The task: Each record below is to be copied exactly; the pictures are to be omitted.

[Collected data entries]
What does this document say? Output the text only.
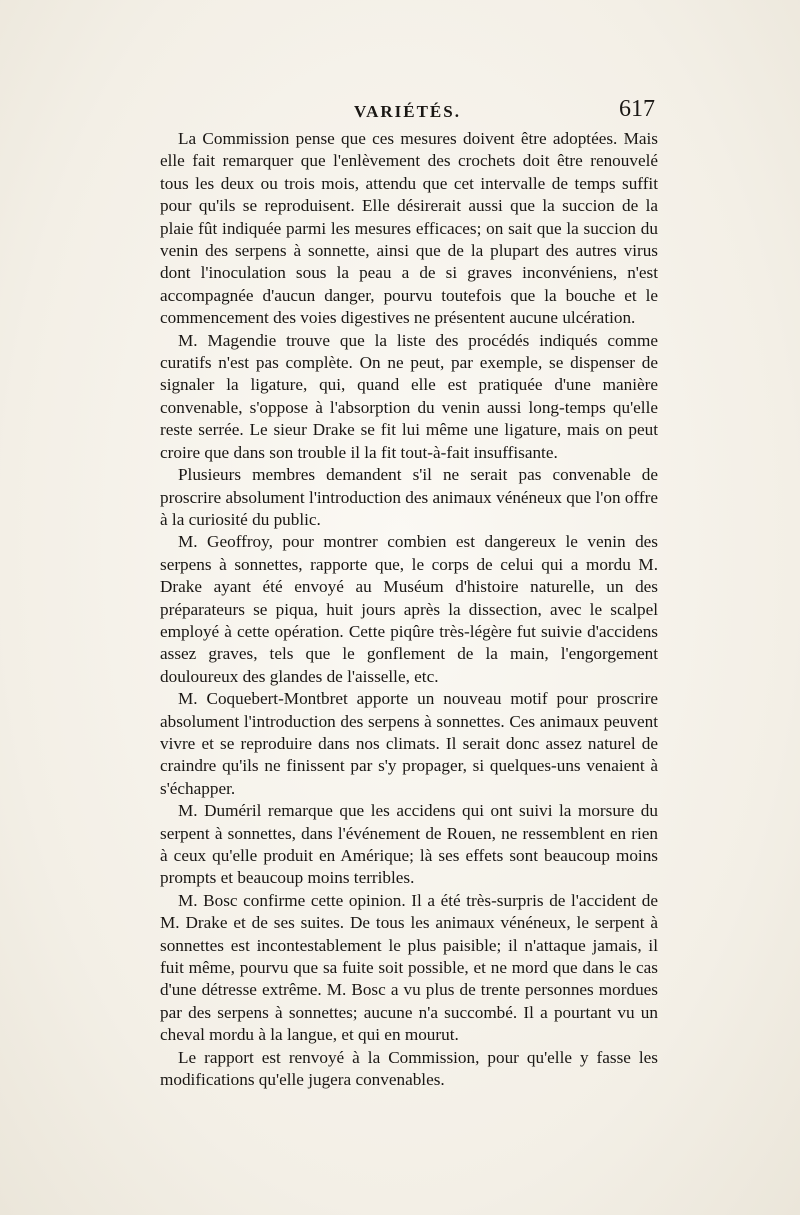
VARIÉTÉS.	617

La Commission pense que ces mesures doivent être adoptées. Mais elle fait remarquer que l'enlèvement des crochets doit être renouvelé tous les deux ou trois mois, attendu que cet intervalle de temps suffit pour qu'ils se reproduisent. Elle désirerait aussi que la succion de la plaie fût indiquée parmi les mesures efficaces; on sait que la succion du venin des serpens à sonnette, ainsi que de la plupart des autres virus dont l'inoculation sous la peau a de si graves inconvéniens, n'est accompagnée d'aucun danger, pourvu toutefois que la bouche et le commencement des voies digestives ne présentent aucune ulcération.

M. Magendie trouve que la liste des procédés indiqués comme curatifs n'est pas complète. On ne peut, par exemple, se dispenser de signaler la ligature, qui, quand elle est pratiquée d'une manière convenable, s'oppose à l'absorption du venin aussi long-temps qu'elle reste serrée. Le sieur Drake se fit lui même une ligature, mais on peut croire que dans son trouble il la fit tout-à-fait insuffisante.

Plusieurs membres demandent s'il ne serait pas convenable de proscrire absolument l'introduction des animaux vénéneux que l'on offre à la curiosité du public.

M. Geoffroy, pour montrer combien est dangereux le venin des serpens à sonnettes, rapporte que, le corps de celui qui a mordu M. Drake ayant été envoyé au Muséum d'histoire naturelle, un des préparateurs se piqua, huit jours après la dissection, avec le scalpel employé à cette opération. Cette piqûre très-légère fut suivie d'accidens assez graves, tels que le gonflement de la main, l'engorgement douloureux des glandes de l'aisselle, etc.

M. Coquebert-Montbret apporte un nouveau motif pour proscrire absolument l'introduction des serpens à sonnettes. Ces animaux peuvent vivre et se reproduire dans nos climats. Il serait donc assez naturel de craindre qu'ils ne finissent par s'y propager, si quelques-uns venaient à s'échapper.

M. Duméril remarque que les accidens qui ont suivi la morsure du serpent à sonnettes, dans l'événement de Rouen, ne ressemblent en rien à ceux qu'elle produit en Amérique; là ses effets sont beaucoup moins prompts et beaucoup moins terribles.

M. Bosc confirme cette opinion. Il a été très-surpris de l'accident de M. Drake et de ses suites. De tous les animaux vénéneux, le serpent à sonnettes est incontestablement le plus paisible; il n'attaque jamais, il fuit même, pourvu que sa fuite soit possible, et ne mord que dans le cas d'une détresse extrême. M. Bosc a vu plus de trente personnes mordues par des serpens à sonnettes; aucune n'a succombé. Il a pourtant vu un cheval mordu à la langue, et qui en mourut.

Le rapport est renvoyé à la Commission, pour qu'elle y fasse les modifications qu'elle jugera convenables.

Response:
What does this document say? Output the text only.
VARIÉTÉS.	617

La Commission pense que ces mesures doivent être adoptées. Mais elle fait remarquer que l'enlèvement des crochets doit être renouvelé tous les deux ou trois mois, attendu que cet intervalle de temps suffit pour qu'ils se reproduisent. Elle désirerait aussi que la succion de la plaie fût indiquée parmi les mesures efficaces; on sait que la succion du venin des serpens à sonnette, ainsi que de la plupart des autres virus dont l'inoculation sous la peau a de si graves inconvéniens, n'est accompagnée d'aucun danger, pourvu toutefois que la bouche et le commencement des voies digestives ne présentent aucune ulcération.

M. Magendie trouve que la liste des procédés indiqués comme curatifs n'est pas complète. On ne peut, par exemple, se dispenser de signaler la ligature, qui, quand elle est pratiquée d'une manière convenable, s'oppose à l'absorption du venin aussi long-temps qu'elle reste serrée. Le sieur Drake se fit lui même une ligature, mais on peut croire que dans son trouble il la fit tout-à-fait insuffisante.

Plusieurs membres demandent s'il ne serait pas convenable de proscrire absolument l'introduction des animaux vénéneux que l'on offre à la curiosité du public.

M. Geoffroy, pour montrer combien est dangereux le venin des serpens à sonnettes, rapporte que, le corps de celui qui a mordu M. Drake ayant été envoyé au Muséum d'histoire naturelle, un des préparateurs se piqua, huit jours après la dissection, avec le scalpel employé à cette opération. Cette piqûre très-légère fut suivie d'accidens assez graves, tels que le gonflement de la main, l'engorgement douloureux des glandes de l'aisselle, etc.

M. Coquebert-Montbret apporte un nouveau motif pour proscrire absolument l'introduction des serpens à sonnettes. Ces animaux peuvent vivre et se reproduire dans nos climats. Il serait donc assez naturel de craindre qu'ils ne finissent par s'y propager, si quelques-uns venaient à s'échapper.

M. Duméril remarque que les accidens qui ont suivi la morsure du serpent à sonnettes, dans l'événement de Rouen, ne ressemblent en rien à ceux qu'elle produit en Amérique; là ses effets sont beaucoup moins prompts et beaucoup moins terribles.

M. Bosc confirme cette opinion. Il a été très-surpris de l'accident de M. Drake et de ses suites. De tous les animaux vénéneux, le serpent à sonnettes est incontestablement le plus paisible; il n'attaque jamais, il fuit même, pourvu que sa fuite soit possible, et ne mord que dans le cas d'une détresse extrême. M. Bosc a vu plus de trente personnes mordues par des serpens à sonnettes; aucune n'a succombé. Il a pourtant vu un cheval mordu à la langue, et qui en mourut.

Le rapport est renvoyé à la Commission, pour qu'elle y fasse les modifications qu'elle jugera convenables.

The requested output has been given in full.